◆ **Task prompt**
Within the records that follow, find every line containing the string "quốc". Copy those lines.

Recorded data:
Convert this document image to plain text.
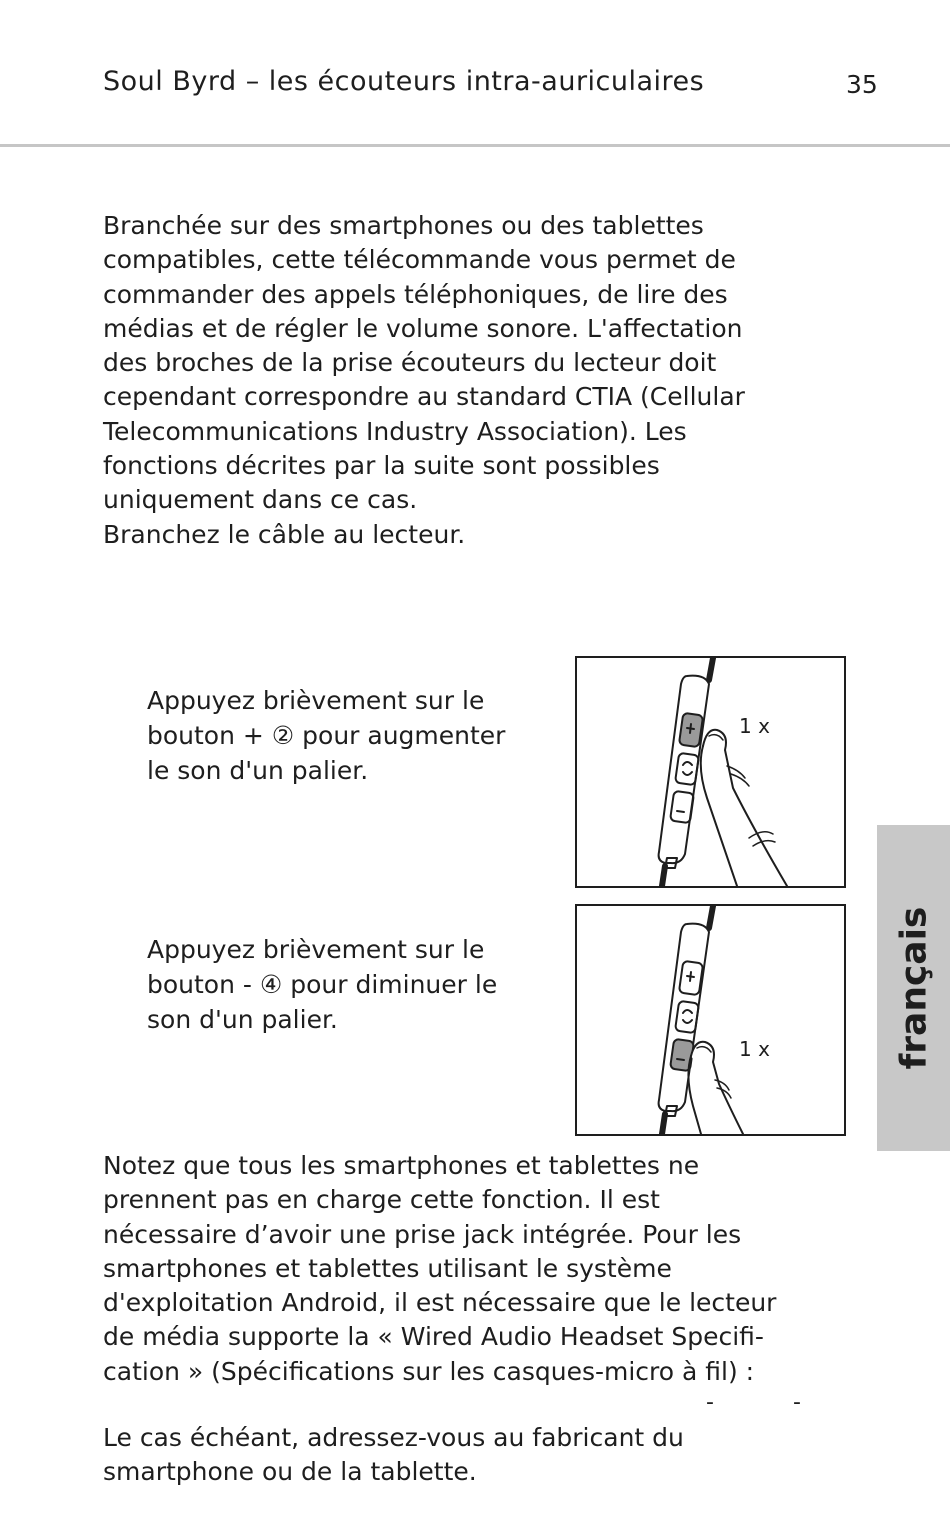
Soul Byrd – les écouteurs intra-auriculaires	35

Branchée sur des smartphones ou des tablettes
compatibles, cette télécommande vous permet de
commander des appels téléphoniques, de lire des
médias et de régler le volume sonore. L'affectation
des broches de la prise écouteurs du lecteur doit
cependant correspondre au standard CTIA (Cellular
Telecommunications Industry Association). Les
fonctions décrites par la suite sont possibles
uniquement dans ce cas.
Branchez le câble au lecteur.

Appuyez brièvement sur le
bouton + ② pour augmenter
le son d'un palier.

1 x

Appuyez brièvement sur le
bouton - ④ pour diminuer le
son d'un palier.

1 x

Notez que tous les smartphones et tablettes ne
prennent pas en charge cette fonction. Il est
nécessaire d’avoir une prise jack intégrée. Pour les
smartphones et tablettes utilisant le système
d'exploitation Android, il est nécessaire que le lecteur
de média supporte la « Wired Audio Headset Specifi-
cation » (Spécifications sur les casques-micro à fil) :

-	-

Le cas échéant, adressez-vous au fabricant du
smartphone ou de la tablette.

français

--

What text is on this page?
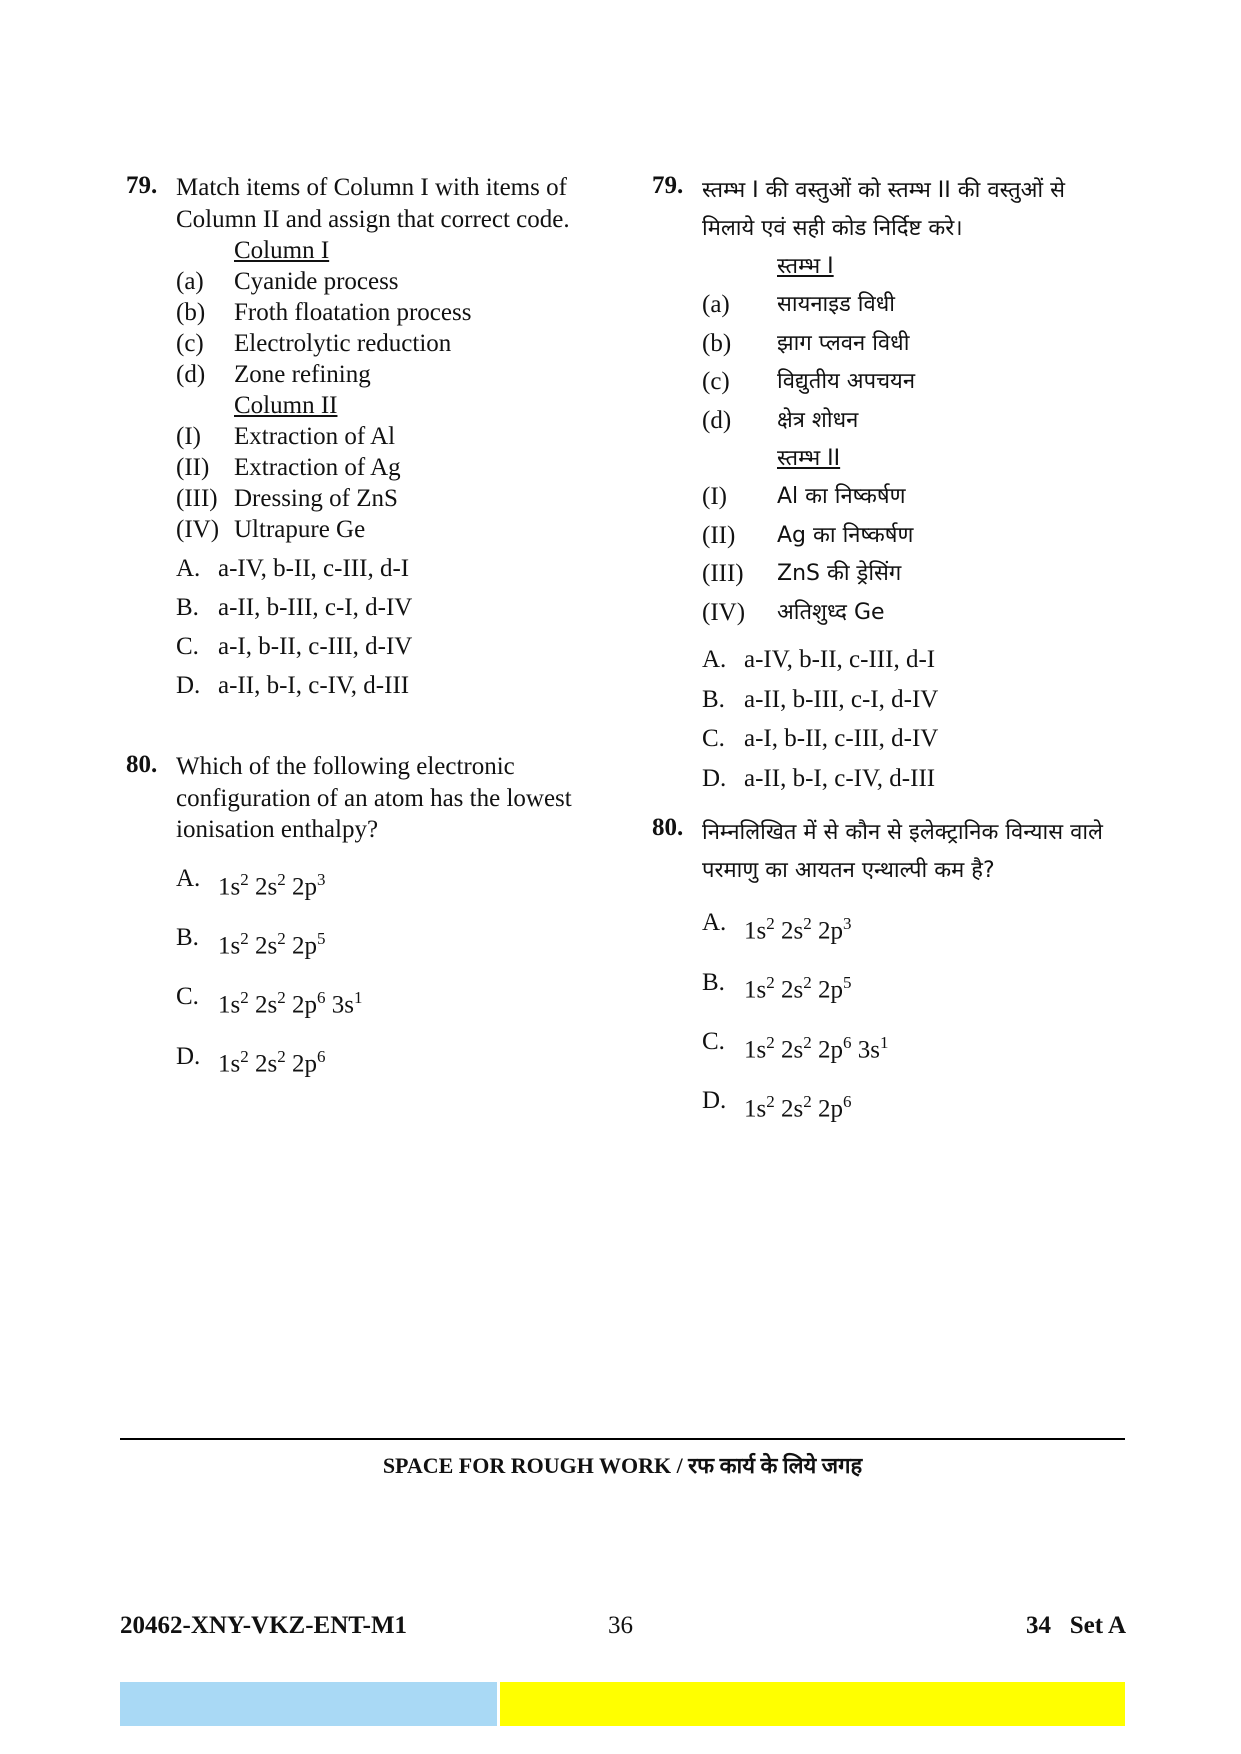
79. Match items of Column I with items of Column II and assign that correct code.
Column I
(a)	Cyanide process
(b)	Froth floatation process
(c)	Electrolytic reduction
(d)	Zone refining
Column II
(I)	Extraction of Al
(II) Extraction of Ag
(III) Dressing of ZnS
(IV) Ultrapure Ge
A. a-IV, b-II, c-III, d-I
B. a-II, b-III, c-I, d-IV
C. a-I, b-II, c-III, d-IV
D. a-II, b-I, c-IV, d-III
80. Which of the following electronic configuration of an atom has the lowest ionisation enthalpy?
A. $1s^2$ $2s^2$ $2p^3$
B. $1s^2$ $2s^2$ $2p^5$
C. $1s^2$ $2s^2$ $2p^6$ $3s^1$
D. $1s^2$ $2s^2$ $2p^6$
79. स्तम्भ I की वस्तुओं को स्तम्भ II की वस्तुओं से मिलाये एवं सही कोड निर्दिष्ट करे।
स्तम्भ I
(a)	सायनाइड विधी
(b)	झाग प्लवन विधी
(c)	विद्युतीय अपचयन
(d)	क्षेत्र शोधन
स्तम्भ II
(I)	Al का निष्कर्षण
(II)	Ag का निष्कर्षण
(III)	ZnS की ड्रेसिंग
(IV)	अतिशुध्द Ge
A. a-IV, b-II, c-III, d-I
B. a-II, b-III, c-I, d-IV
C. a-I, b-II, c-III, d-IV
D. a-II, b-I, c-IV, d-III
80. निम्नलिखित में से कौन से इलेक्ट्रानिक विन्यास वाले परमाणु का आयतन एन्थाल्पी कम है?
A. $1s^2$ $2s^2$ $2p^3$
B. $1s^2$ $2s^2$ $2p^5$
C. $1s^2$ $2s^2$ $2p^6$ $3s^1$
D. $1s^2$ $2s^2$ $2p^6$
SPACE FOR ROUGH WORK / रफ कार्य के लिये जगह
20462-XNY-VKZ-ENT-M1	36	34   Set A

* * *

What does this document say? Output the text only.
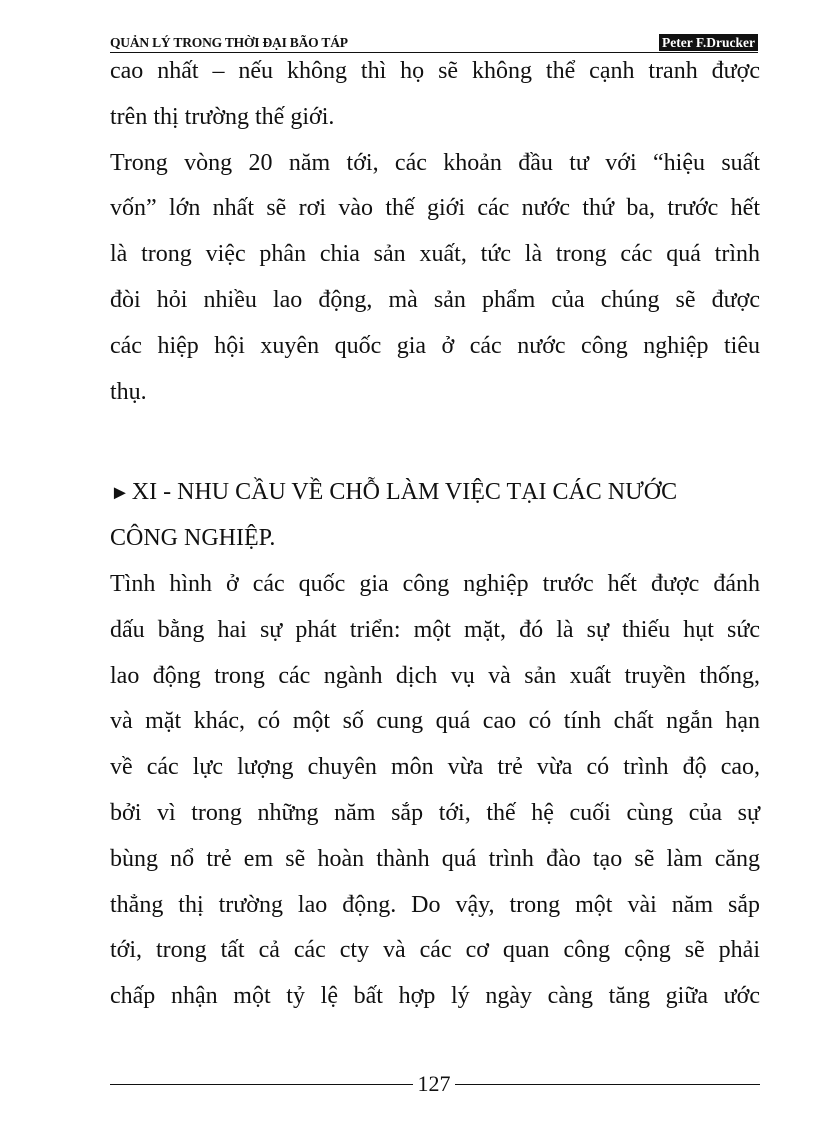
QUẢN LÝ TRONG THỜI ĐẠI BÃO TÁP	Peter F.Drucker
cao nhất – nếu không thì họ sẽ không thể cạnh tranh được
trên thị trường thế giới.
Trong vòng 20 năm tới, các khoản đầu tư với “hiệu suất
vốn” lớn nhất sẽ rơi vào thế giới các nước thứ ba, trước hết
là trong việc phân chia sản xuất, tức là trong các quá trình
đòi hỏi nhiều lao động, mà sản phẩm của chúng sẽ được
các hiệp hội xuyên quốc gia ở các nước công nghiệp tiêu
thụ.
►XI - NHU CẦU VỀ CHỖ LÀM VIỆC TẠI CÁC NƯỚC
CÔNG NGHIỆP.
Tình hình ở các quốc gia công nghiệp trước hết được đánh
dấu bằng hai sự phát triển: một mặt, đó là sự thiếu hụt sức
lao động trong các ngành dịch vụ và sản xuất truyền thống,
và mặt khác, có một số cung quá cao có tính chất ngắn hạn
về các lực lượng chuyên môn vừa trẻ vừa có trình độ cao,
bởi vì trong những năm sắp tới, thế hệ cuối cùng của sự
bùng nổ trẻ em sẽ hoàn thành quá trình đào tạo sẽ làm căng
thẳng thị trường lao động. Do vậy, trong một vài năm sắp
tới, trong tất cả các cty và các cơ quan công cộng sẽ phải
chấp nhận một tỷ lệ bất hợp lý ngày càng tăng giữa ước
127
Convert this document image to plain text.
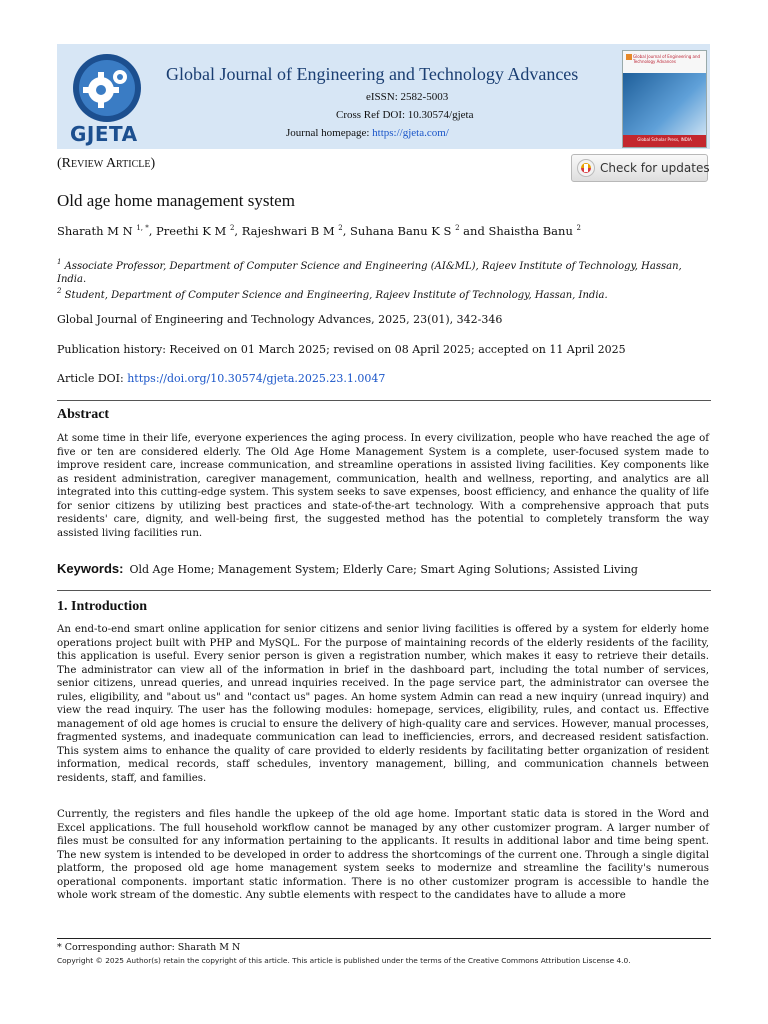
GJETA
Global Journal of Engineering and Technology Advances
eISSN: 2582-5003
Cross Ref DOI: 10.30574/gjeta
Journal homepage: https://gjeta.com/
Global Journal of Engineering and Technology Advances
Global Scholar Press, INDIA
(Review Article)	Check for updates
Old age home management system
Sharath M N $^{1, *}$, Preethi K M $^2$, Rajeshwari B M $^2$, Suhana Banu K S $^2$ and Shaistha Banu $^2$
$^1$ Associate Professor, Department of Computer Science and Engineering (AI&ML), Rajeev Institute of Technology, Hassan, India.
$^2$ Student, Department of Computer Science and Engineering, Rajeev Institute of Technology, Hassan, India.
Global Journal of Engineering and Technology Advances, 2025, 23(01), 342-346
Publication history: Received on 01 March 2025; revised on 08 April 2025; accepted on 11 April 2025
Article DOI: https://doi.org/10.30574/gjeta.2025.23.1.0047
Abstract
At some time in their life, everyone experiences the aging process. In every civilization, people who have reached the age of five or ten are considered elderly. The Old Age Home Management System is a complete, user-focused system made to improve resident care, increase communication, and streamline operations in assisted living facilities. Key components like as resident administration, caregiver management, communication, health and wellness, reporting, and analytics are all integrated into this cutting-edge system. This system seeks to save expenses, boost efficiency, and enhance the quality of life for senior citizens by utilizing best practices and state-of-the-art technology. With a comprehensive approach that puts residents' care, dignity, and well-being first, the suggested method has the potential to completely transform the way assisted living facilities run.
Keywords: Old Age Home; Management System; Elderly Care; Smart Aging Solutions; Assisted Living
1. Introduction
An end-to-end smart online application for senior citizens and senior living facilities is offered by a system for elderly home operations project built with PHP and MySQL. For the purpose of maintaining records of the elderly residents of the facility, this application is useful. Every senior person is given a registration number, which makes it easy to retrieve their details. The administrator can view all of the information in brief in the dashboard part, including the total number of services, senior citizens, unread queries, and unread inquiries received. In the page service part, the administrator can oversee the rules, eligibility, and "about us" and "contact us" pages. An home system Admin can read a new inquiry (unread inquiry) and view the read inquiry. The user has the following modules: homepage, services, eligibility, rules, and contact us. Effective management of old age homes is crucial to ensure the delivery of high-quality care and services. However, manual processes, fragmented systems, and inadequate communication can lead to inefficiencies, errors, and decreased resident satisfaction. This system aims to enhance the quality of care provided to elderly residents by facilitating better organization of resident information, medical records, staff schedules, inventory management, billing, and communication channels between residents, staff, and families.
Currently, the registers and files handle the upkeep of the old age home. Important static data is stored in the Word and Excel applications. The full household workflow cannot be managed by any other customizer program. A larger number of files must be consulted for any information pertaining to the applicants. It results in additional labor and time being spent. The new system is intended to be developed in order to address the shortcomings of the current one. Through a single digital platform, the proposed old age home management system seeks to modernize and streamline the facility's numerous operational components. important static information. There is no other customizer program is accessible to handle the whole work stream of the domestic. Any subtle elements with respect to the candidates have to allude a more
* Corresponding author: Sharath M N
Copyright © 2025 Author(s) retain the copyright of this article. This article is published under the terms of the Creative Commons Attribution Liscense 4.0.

◆ **Completed exercise**
các hiệp hội xuyên quốc gia ở các nước công nghiệp tiêu
Tình hình ở các quốc gia công nghiệp trước hết được đánh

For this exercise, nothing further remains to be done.